--- Begin Input data ---
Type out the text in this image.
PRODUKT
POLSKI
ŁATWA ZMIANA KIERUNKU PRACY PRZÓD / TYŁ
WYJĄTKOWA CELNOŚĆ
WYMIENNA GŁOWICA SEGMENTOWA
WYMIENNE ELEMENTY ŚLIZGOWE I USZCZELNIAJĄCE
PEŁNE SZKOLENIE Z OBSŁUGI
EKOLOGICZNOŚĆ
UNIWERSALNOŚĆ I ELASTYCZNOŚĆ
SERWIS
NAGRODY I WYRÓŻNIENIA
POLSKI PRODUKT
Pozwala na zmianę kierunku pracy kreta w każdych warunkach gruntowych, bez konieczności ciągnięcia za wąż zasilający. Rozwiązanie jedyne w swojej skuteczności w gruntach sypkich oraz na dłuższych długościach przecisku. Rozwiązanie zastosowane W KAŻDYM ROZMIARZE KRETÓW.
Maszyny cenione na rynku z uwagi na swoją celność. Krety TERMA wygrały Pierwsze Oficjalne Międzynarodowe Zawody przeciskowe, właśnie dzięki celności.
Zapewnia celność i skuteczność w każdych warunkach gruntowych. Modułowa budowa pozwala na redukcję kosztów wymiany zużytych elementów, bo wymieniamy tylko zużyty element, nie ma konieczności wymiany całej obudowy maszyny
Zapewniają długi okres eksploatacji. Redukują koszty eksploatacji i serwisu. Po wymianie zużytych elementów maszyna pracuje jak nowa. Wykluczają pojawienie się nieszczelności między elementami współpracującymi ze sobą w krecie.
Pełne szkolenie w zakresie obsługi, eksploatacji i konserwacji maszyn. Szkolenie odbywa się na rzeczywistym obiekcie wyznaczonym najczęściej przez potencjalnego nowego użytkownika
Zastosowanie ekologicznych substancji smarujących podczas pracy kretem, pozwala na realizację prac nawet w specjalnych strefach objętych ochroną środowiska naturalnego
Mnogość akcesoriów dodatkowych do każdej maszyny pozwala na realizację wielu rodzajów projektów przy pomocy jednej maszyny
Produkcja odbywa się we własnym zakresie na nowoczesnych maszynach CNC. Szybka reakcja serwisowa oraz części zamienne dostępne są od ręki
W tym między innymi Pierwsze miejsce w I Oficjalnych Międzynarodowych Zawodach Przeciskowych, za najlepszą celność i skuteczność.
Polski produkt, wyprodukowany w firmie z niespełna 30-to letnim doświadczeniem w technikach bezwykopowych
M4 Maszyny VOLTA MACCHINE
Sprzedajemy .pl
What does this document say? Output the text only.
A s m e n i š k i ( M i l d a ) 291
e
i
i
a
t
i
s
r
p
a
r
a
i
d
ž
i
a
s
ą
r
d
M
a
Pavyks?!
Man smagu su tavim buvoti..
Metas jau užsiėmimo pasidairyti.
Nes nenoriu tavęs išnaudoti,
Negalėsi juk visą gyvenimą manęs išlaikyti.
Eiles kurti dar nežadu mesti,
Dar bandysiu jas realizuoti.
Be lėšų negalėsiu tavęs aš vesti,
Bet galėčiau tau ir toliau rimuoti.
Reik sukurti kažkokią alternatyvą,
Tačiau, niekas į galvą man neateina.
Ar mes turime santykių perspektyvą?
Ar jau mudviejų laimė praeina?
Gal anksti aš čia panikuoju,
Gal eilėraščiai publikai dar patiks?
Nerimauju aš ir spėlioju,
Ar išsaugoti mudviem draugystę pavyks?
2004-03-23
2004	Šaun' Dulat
--- End Input data ---
*Problem to work on*.
Copy out the full set of records precisely, leaving nothing out.

*Task answer*.
Type out the text in this image.
PRODUKT
POLSKI
ŁATWA ZMIANA KIERUNKU PRACY PRZÓD / TYŁ
WYJĄTKOWA CELNOŚĆ
WYMIENNA GŁOWICA SEGMENTOWA
WYMIENNE ELEMENTY ŚLIZGOWE I USZCZELNIAJĄCE
PEŁNE SZKOLENIE Z OBSŁUGI
EKOLOGICZNOŚĆ
UNIWERSALNOŚĆ I ELASTYCZNOŚĆ
SERWIS
NAGRODY I WYRÓŻNIENIA
POLSKI PRODUKT
Pozwala na zmianę kierunku pracy kreta w każdych warunkach gruntowych, bez konieczności ciągnięcia za wąż zasilający. Rozwiązanie jedyne w swojej skuteczności w gruntach sypkich oraz na dłuższych długościach przecisku. Rozwiązanie zastosowane W KAŻDYM ROZMIARZE KRETÓW.
Maszyny cenione na rynku z uwagi na swoją celność. Krety TERMA wygrały Pierwsze Oficjalne Międzynarodowe Zawody przeciskowe, właśnie dzięki celności.
Zapewnia celność i skuteczność w każdych warunkach gruntowych. Modułowa budowa pozwala na redukcję kosztów wymiany zużytych elementów, bo wymieniamy tylko zużyty element, nie ma konieczności wymiany całej obudowy maszyny
Zapewniają długi okres eksploatacji. Redukują koszty eksploatacji i serwisu. Po wymianie zużytych elementów maszyna pracuje jak nowa. Wykluczają pojawienie się nieszczelności między elementami współpracującymi ze sobą w krecie.
Pełne szkolenie w zakresie obsługi, eksploatacji i konserwacji maszyn. Szkolenie odbywa się na rzeczywistym obiekcie wyznaczonym najczęściej przez potencjalnego nowego użytkownika
Zastosowanie ekologicznych substancji smarujących podczas pracy kretem, pozwala na realizację prac nawet w specjalnych strefach objętych ochroną środowiska naturalnego
Mnogość akcesoriów dodatkowych do każdej maszyny pozwala na realizację wielu rodzajów projektów przy pomocy jednej maszyny
Produkcja odbywa się we własnym zakresie na nowoczesnych maszynach CNC. Szybka reakcja serwisowa oraz części zamienne dostępne są od ręki
W tym między innymi Pierwsze miejsce w I Oficjalnych Międzynarodowych Zawodach Przeciskowych, za najlepszą celność i skuteczność.
Polski produkt, wyprodukowany w firmie z niespełna 30-to letnim doświadczeniem w technikach bezwykopowych
M4 Maszyny VOLTA MACCHINE
Sprzedajemy .pl
What does this document say? Output the text only.
A s m e n i š k i ( M i l d a ) 291
e
i
i
a
t
i
s
r
p
a
r
a
i
d
ž
i
a
s
ą
r
d
M
a
Pavyks?!
Man smagu su tavim buvoti..
Metas jau užsiėmimo pasidairyti.
Nes nenoriu tavęs išnaudoti,
Negalėsi juk visą gyvenimą manęs išlaikyti.
Eiles kurti dar nežadu mesti,
Dar bandysiu jas realizuoti.
Be lėšų negalėsiu tavęs aš vesti,
Bet galėčiau tau ir toliau rimuoti.
Reik sukurti kažkokią alternatyvą,
Tačiau, niekas į galvą man neateina.
Ar mes turime santykių perspektyvą?
Ar jau mudviejų laimė praeina?
Gal anksti aš čia panikuoju,
Gal eilėraščiai publikai dar patiks?
Nerimauju aš ir spėlioju,
Ar išsaugoti mudviem draugystę pavyks?
2004-03-23
2004	Šaun' Dulat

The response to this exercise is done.